(Aim of the exercise)
Extract every record, keeping each one exactly as it is.

==*==

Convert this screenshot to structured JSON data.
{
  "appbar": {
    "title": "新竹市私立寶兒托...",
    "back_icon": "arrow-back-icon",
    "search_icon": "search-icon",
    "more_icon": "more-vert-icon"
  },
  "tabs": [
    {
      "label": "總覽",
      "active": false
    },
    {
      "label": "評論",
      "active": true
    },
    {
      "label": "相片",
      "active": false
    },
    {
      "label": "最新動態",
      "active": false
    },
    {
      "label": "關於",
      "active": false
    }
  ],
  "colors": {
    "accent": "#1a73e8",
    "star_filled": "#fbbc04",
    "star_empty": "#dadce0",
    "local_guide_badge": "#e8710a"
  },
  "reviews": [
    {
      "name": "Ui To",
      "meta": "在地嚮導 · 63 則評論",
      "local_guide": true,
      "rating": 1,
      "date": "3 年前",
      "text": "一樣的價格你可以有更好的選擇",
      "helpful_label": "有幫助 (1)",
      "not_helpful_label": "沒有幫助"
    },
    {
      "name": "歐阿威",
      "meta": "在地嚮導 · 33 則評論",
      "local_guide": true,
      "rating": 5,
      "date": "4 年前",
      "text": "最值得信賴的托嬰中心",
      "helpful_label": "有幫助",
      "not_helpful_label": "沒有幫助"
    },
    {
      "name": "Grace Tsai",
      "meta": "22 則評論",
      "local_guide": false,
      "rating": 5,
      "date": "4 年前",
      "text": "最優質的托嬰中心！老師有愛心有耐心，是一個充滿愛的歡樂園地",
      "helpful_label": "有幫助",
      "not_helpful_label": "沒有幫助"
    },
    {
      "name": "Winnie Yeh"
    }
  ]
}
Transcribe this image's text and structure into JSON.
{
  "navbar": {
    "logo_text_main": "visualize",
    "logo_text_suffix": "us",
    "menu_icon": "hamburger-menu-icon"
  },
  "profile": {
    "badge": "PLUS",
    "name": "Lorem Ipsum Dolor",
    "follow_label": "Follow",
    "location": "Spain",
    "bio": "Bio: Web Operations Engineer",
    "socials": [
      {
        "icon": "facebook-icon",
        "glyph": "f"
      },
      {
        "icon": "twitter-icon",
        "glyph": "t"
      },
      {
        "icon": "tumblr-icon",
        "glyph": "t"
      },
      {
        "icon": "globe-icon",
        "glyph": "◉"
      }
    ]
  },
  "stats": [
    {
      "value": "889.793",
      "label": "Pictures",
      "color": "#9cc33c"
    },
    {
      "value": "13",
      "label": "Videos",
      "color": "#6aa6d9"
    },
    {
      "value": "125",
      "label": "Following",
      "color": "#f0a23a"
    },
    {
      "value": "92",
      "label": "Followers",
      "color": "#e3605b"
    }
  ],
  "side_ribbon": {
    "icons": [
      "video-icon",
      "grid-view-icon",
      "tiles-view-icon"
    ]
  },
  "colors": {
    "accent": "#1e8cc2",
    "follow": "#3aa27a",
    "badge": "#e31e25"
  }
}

==*==

(Exercise output)
Convert this screenshot to structured JSON data.
{
  "appbar": {
    "title": "新竹市私立寶兒托...",
    "back_icon": "arrow-back-icon",
    "search_icon": "search-icon",
    "more_icon": "more-vert-icon"
  },
  "tabs": [
    {
      "label": "總覽",
      "active": false
    },
    {
      "label": "評論",
      "active": true
    },
    {
      "label": "相片",
      "active": false
    },
    {
      "label": "最新動態",
      "active": false
    },
    {
      "label": "關於",
      "active": false
    }
  ],
  "colors": {
    "accent": "#1a73e8",
    "star_filled": "#fbbc04",
    "star_empty": "#dadce0",
    "local_guide_badge": "#e8710a"
  },
  "reviews": [
    {
      "name": "Ui To",
      "meta": "在地嚮導 · 63 則評論",
      "local_guide": true,
      "rating": 1,
      "date": "3 年前",
      "text": "一樣的價格你可以有更好的選擇",
      "helpful_label": "有幫助 (1)",
      "not_helpful_label": "沒有幫助"
    },
    {
      "name": "歐阿威",
      "meta": "在地嚮導 · 33 則評論",
      "local_guide": true,
      "rating": 5,
      "date": "4 年前",
      "text": "最值得信賴的托嬰中心",
      "helpful_label": "有幫助",
      "not_helpful_label": "沒有幫助"
    },
    {
      "name": "Grace Tsai",
      "meta": "22 則評論",
      "local_guide": false,
      "rating": 5,
      "date": "4 年前",
      "text": "最優質的托嬰中心！老師有愛心有耐心，是一個充滿愛的歡樂園地",
      "helpful_label": "有幫助",
      "not_helpful_label": "沒有幫助"
    },
    {
      "name": "Winnie Yeh"
    }
  ]
}
Transcribe this image's text and structure into JSON.
{
  "navbar": {
    "logo_text_main": "visualize",
    "logo_text_suffix": "us",
    "menu_icon": "hamburger-menu-icon"
  },
  "profile": {
    "badge": "PLUS",
    "name": "Lorem Ipsum Dolor",
    "follow_label": "Follow",
    "location": "Spain",
    "bio": "Bio: Web Operations Engineer",
    "socials": [
      {
        "icon": "facebook-icon",
        "glyph": "f"
      },
      {
        "icon": "twitter-icon",
        "glyph": "t"
      },
      {
        "icon": "tumblr-icon",
        "glyph": "t"
      },
      {
        "icon": "globe-icon",
        "glyph": "◉"
      }
    ]
  },
  "stats": [
    {
      "value": "889.793",
      "label": "Pictures",
      "color": "#9cc33c"
    },
    {
      "value": "13",
      "label": "Videos",
      "color": "#6aa6d9"
    },
    {
      "value": "125",
      "label": "Following",
      "color": "#f0a23a"
    },
    {
      "value": "92",
      "label": "Followers",
      "color": "#e3605b"
    }
  ],
  "side_ribbon": {
    "icons": [
      "video-icon",
      "grid-view-icon",
      "tiles-view-icon"
    ]
  },
  "colors": {
    "accent": "#1e8cc2",
    "follow": "#3aa27a",
    "badge": "#e31e25"
  }
}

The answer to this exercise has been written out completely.